> **The request**:
Which lines have the string "mount"? Copy all of them from the entries below.

> **Records for the task**:
==========

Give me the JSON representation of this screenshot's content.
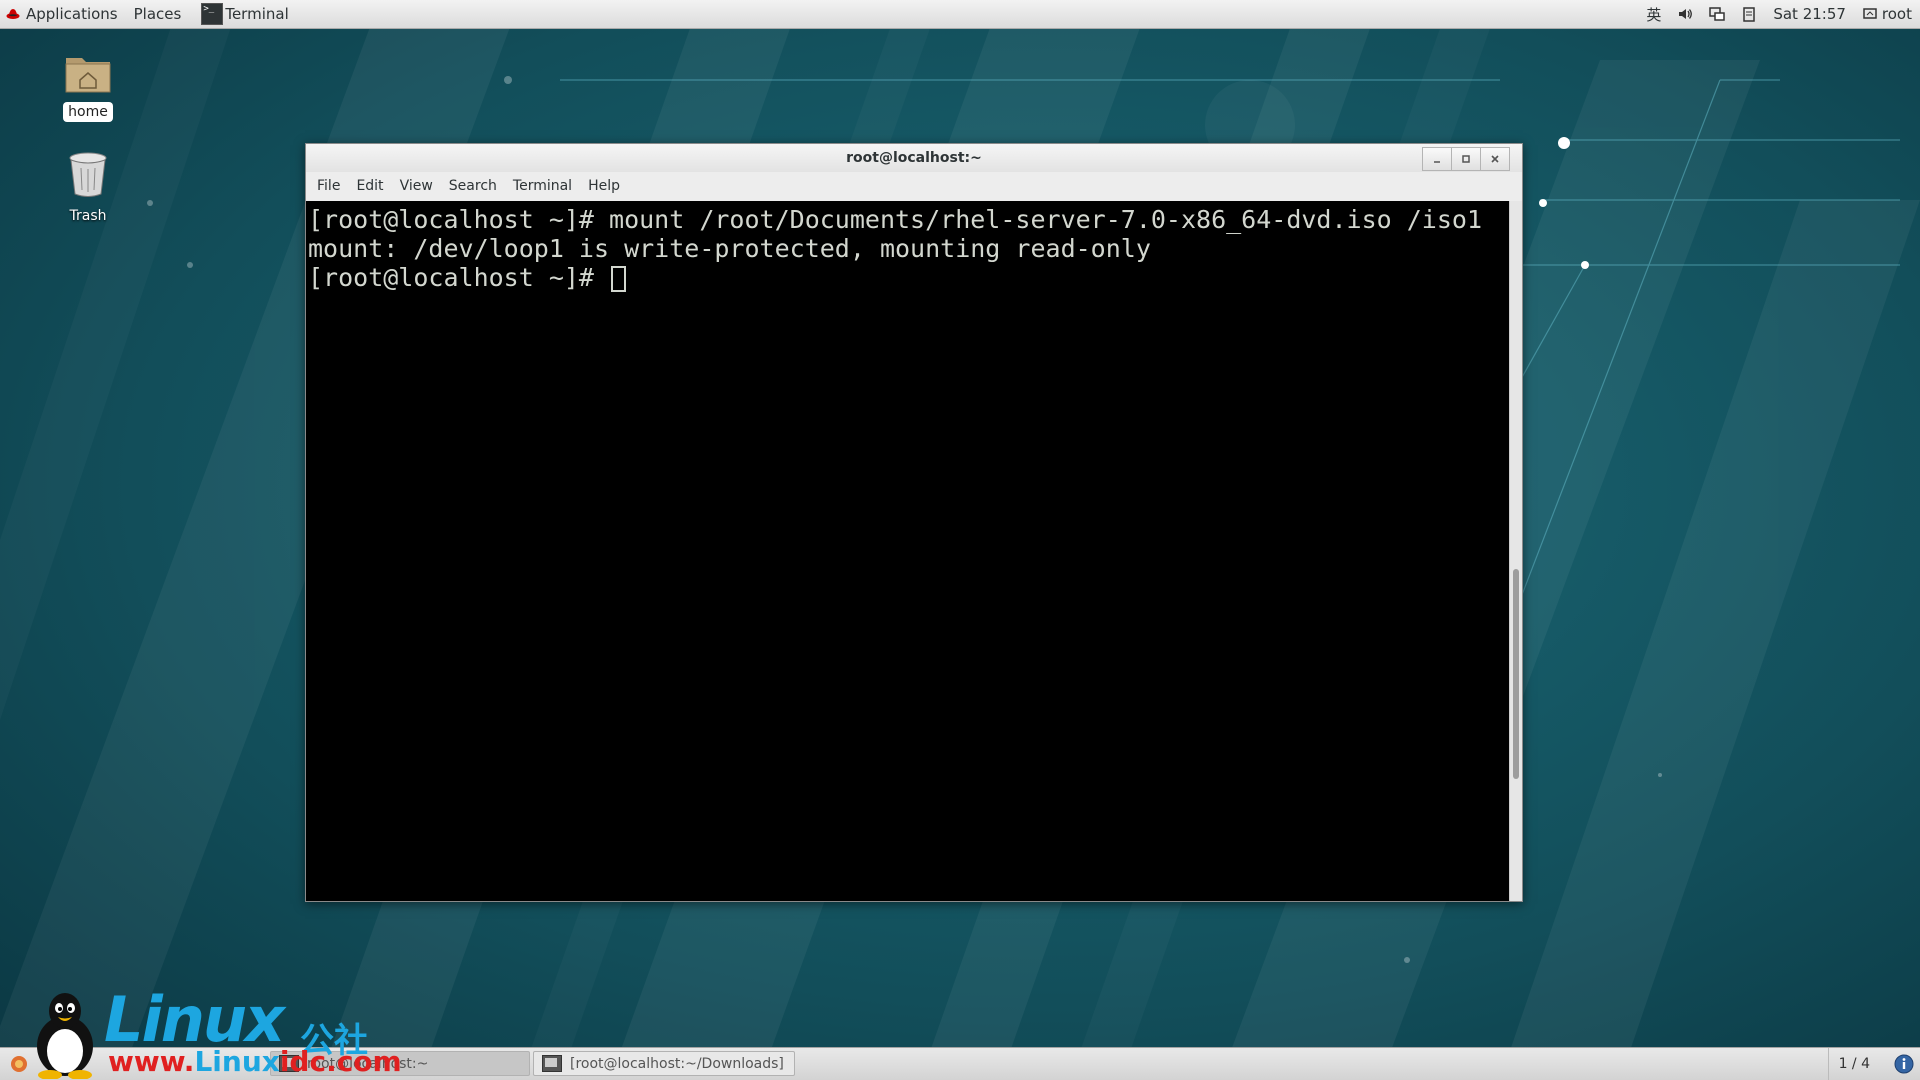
{
  "top_panel": {
    "applications": "Applications",
    "places": "Places",
    "active_task": "Terminal",
    "input_method": "英",
    "clock": "Sat 21:57",
    "user": "root"
  },
  "desktop": {
    "icons": [
      {
        "label": "home",
        "icon": "home-folder-icon"
      },
      {
        "label": "Trash",
        "icon": "trash-icon"
      }
    ]
  },
  "terminal_window": {
    "title": "root@localhost:~",
    "menu": [
      "File",
      "Edit",
      "View",
      "Search",
      "Terminal",
      "Help"
    ],
    "lines": [
      "[root@localhost ~]# mount /root/Documents/rhel-server-7.0-x86_64-dvd.iso /iso1",
      "mount: /dev/loop1 is write-protected, mounting read-only",
      "[root@localhost ~]# "
    ],
    "scroll_position": 0.75,
    "scroll_visible_fraction": 0.3
  },
  "bottom_panel": {
    "tasks": [
      {
        "label": "root@localhost:~",
        "active": true
      },
      {
        "label": "[root@localhost:~/Downloads]",
        "active": false
      }
    ],
    "workspace": "1 / 4"
  },
  "watermark": {
    "brand": "Linux",
    "brand_cn": "公社",
    "url_prefix": "www.",
    "url_accent": "Linux",
    "url_suffix": "idc.com"
  },
  "colors": {
    "desktop_bg": "#0f4b57",
    "terminal_bg": "#000000",
    "terminal_fg": "#d3d7cf",
    "watermark_blue": "#1da6e0",
    "watermark_red": "#e02020"
  }
}
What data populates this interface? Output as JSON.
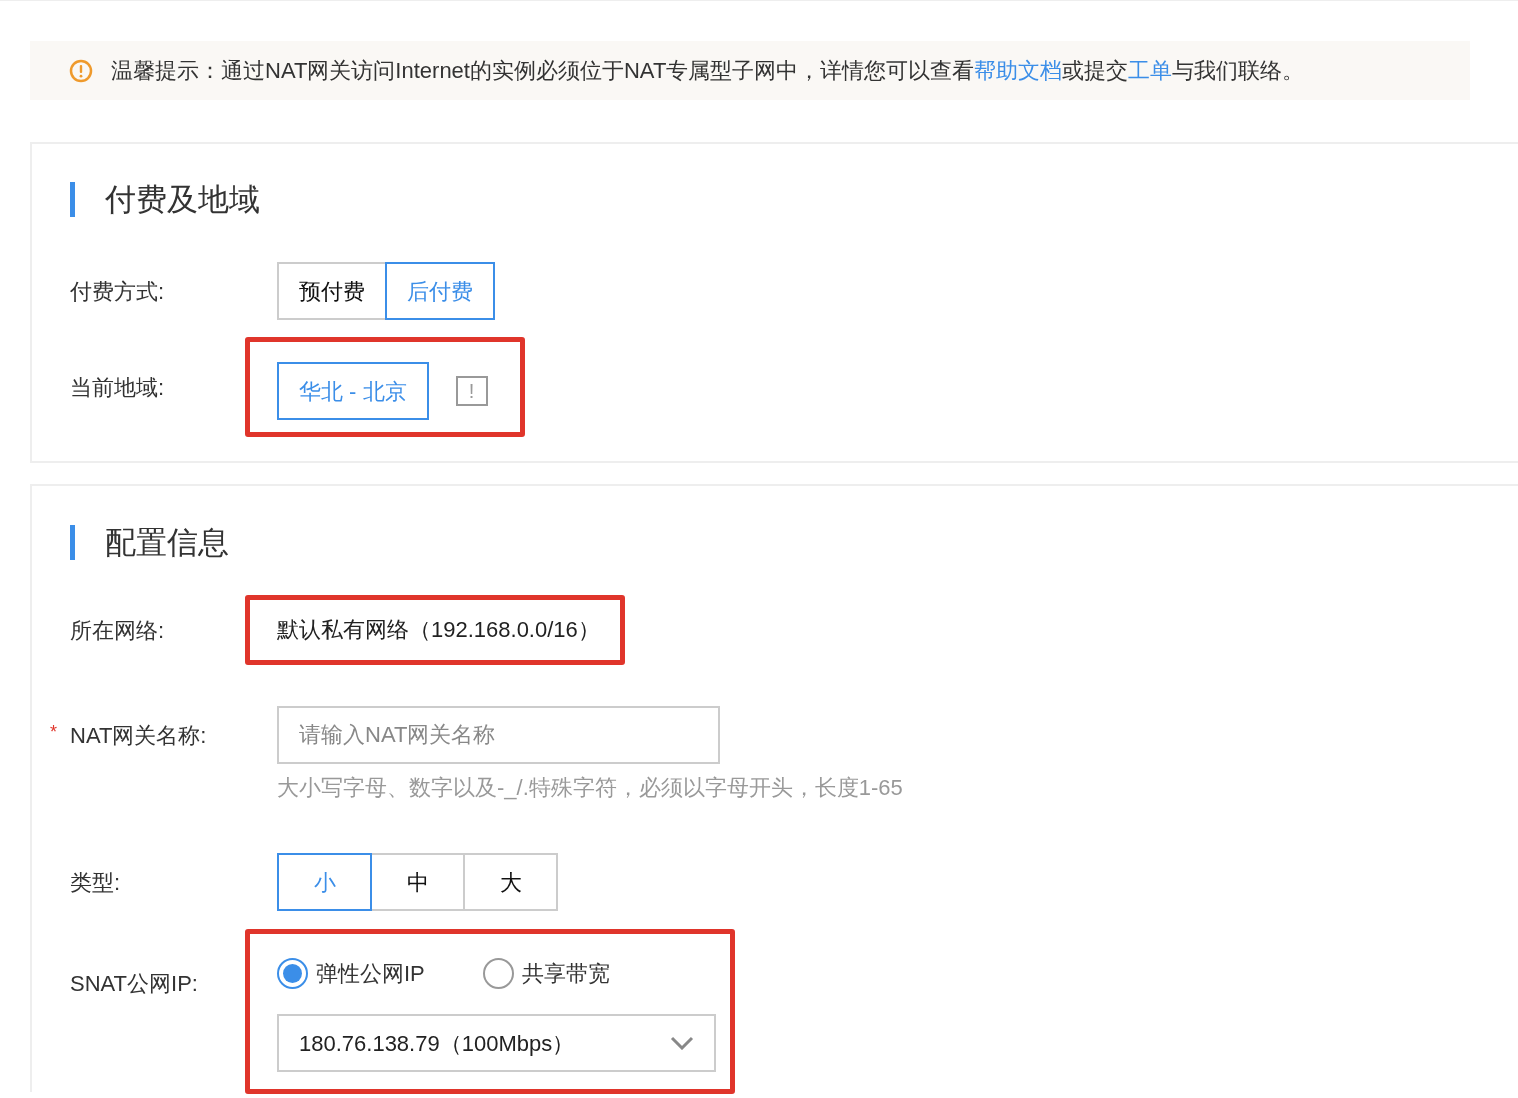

==========

> **Complete response**:
      "[root@localhost ~]# mount /root/Documents/rhel-server-7.0-x86_64-dvd.iso /iso1",
      "mount: /dev/loop1 is write-protected, mounting read-only",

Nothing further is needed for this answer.